页面节选:
::::
TIME	将时间转换成自 00:00:00 以来的毫秒数，用 int 表示，并通过 byte[] toBytes(int val) 转换成字节数组。
TIMESTAMP	将时间戳转换成自 1970-01-01 00:00:00 以来的毫秒数，用 long 表示，并通过 byte[] toBytes(long val) 转换成字节数组。
ARRAY	不支持。
MAP / MULTISET	不支持。
ROW	不支持。

示例代码

结果表

CREATE TABLE datagen_source (
     order_id bigint,
     order_product_id bigint,
     order_customer_id bigint,
     order_status varchar,
     order_update_time as localtimestamp
    )
WITH (
    'connector' = 'datagen',
    'rows-per-second' = '1',
    'fields.order_status.length' = '3',
    'fields.order_id.min' = '1',
    'fields.order_id.max' = '1000',
    'fields.order_product_id.min' = '1',
    'fields.order_product_id.max' = '100',
    'fields.order_customer_id.min' = '1',
    'fields.order_customer_id.max' = '1000'        
);

CREATE TABLE hbase_sink (
    order_id bigint,
    order_info ROW (
      order_product_id bigint,
      order_customer_id bigint,
      order_status varchar,
      order_update_time TIMESTAMP(0)
::::
所给数据:
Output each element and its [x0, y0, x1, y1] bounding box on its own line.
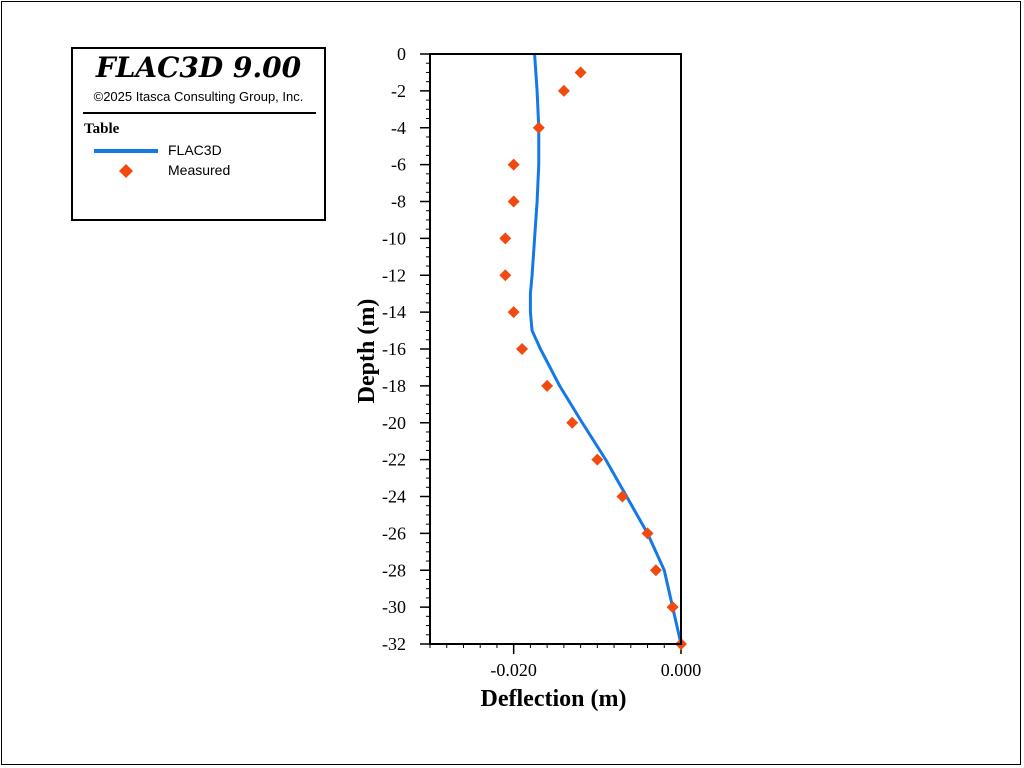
measured-point — [557, 84, 570, 97]
measured-point — [641, 527, 654, 540]
y-tick-label: -22 — [382, 450, 406, 470]
measured-point — [499, 232, 512, 245]
measured-point — [507, 158, 520, 171]
y-tick-label: -8 — [391, 192, 406, 212]
series-markers-measured — [499, 66, 687, 650]
plot-area-border — [429, 53, 682, 645]
y-tick-label: -4 — [391, 118, 406, 138]
legend-entry-flac3d: FLAC3D — [168, 142, 222, 158]
minor-ticks — [426, 53, 682, 648]
y-tick-label: -2 — [391, 81, 406, 101]
y-tick-label: -14 — [382, 302, 406, 322]
y-tick-label: -30 — [382, 597, 406, 617]
measured-point — [507, 195, 520, 208]
measured-point — [499, 269, 512, 282]
measured-point — [507, 306, 520, 319]
y-axis-ticks: 0 -2 -4 -6 -8 -10 -12 -14 -16 -18 -20 -22 -24 -26 -28 -… — [382, 44, 430, 654]
y-tick-label: -26 — [382, 523, 406, 543]
y-tick-label: -6 — [391, 155, 406, 175]
y-tick-label: -24 — [382, 487, 406, 507]
measured-point — [616, 490, 629, 503]
y-tick-label: -18 — [382, 376, 406, 396]
x-tick-label: -0.020 — [490, 660, 537, 680]
y-axis-title: Depth (m) — [354, 299, 380, 404]
legend-diamond-swatch-icon — [119, 164, 133, 178]
legend-table-label: Table — [84, 121, 120, 137]
legend-box: FLAC3D 9.00 ©2025 Itasca Consulting Grou… — [71, 47, 326, 221]
legend-entry-measured: Measured — [168, 162, 231, 178]
measured-point — [591, 453, 604, 466]
measured-point — [574, 66, 587, 79]
legend-copyright: ©2025 Itasca Consulting Group, Inc. — [93, 89, 304, 104]
measured-point — [532, 121, 545, 134]
x-axis-title: Deflection (m) — [481, 686, 627, 712]
measured-point — [649, 564, 662, 577]
y-tick-label: -16 — [382, 339, 406, 359]
measured-point — [566, 416, 579, 429]
y-tick-label: -10 — [382, 228, 406, 248]
series-line-flac3d — [528, 53, 683, 645]
y-tick-label: -20 — [382, 413, 406, 433]
y-tick-label: 0 — [397, 44, 406, 64]
measured-point — [541, 379, 554, 392]
measured-point — [516, 343, 529, 355]
measured-point — [666, 601, 679, 614]
x-axis-ticks: -0.020 0.000 — [490, 644, 701, 680]
y-tick-label: -12 — [382, 265, 406, 285]
x-tick-label: 0.000 — [661, 660, 702, 680]
legend-line-swatch-icon — [94, 149, 158, 153]
legend-title: FLAC3D 9.00 — [95, 51, 302, 84]
y-tick-label: -32 — [382, 634, 406, 654]
legend-divider — [83, 112, 316, 114]
y-tick-label: -28 — [382, 560, 406, 580]
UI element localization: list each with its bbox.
::::
操作说明:
a) 把页面节选里以“TIME 将时间转换成”开头的那一段改写得更短，主要信息都要留下。
b) 照原样抄出页面节选中的一段，从含有“CREATE TABLE hbase_sink”的那几个字开始，到“order_update_time TIMESTAMP(0)”为止。

各题答案:
a) TIME：转成从 00:00:00 起算的毫秒数（int），再用 byte[] toBytes(int val) 转为字节数组。

b)
CREATE TABLE hbase_sink (
    order_id bigint,
    order_info ROW (
      order_product_id bigint,
      order_customer_id bigint,
      order_status varchar,
      order_update_time TIMESTAMP(0)